*RECORDS SUPPLIED*
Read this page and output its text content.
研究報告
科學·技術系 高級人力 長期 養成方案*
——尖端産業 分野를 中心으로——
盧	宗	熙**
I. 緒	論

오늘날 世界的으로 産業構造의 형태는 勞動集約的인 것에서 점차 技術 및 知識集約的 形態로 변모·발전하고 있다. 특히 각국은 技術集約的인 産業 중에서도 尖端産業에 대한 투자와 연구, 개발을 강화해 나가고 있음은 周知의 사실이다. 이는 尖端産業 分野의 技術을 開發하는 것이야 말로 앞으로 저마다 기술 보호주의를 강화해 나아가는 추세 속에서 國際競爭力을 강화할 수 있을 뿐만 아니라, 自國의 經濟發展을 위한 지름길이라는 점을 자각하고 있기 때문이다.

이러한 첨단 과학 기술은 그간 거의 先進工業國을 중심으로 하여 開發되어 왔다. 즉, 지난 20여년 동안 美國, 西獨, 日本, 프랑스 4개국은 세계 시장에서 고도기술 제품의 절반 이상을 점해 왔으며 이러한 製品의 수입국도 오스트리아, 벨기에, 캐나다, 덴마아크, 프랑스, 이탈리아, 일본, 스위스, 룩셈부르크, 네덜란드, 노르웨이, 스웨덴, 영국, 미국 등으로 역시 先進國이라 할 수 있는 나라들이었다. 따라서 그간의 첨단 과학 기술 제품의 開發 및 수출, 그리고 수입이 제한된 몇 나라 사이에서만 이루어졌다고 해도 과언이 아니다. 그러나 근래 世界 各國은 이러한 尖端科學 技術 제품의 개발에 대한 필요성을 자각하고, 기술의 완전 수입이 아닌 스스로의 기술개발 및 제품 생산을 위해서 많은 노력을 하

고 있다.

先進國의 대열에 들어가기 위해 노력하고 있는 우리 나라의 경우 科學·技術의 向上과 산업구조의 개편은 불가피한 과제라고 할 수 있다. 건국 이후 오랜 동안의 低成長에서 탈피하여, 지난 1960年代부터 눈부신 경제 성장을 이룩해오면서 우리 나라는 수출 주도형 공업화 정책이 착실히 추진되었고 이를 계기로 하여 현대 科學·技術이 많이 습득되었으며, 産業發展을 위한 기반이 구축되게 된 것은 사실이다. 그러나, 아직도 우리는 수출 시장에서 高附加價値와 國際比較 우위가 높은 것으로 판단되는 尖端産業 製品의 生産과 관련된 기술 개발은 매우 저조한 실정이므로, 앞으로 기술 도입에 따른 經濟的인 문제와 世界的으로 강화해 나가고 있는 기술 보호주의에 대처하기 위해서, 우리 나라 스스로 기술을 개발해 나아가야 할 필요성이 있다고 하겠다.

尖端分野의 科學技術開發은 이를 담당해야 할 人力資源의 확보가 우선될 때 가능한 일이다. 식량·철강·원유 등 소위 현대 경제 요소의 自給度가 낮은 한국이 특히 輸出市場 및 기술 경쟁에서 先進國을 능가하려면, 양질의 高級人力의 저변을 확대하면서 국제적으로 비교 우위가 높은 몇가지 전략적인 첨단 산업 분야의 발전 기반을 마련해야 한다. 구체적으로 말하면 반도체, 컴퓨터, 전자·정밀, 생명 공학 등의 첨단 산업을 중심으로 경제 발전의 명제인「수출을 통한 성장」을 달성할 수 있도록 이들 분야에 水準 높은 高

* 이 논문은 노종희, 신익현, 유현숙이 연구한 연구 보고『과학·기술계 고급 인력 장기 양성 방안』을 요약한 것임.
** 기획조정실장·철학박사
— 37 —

*WRITTEN TASK*
Copy out every line of the data that includes "尖端産業".

*WRITTEN RESPONSE*
——尖端産業 分野를 中心으로——
오늘날 世界的으로 産業構造의 형태는 勞動集約的인 것에서 점차 技術 및 知識集約的 形態로 변모·발전하고 있다. 특히 각국은 技術集約的인 産業 중에서도 尖端産業에 대한 투자와 연구, 개발을 강화해 나가고 있음은 周知의 사실이다. 이는 尖端産業 分野의 技術을 開發하는 것이야 말로 앞으로 저마다 기술 보호주의를 강화해 나아가는 추세 속에서 國際競爭力을 강화할 수 있을 뿐만 아니라, 自國의 經濟發展을 위한 지름길이라는 점을 자각하고 있기 때문이다.
先進國의 대열에 들어가기 위해 노력하고 있는 우리 나라의 경우 科學·技術의 向上과 산업구조의 개편은 불가피한 과제라고 할 수 있다. 건국 이후 오랜 동안의 低成長에서 탈피하여, 지난 1960年代부터 눈부신 경제 성장을 이룩해오면서 우리 나라는 수출 주도형 공업화 정책이 착실히 추진되었고 이를 계기로 하여 현대 科學·技術이 많이 습득되었으며, 産業發展을 위한 기반이 구축되게 된 것은 사실이다. 그러나, 아직도 우리는 수출 시장에서 高附加價値와 國際比較 우위가 높은 것으로 판단되는 尖端産業 製品의 生産과 관련된 기술 개발은 매우 저조한 실정이므로, 앞으로 기술 도입에 따른 經濟的인 문제와 世界的으로 강화해 나가고 있는 기술 보호주의에 대처하기 위해서, 우리 나라 스스로 기술을 개발해 나아가야 할 필요성이 있다고 하겠다.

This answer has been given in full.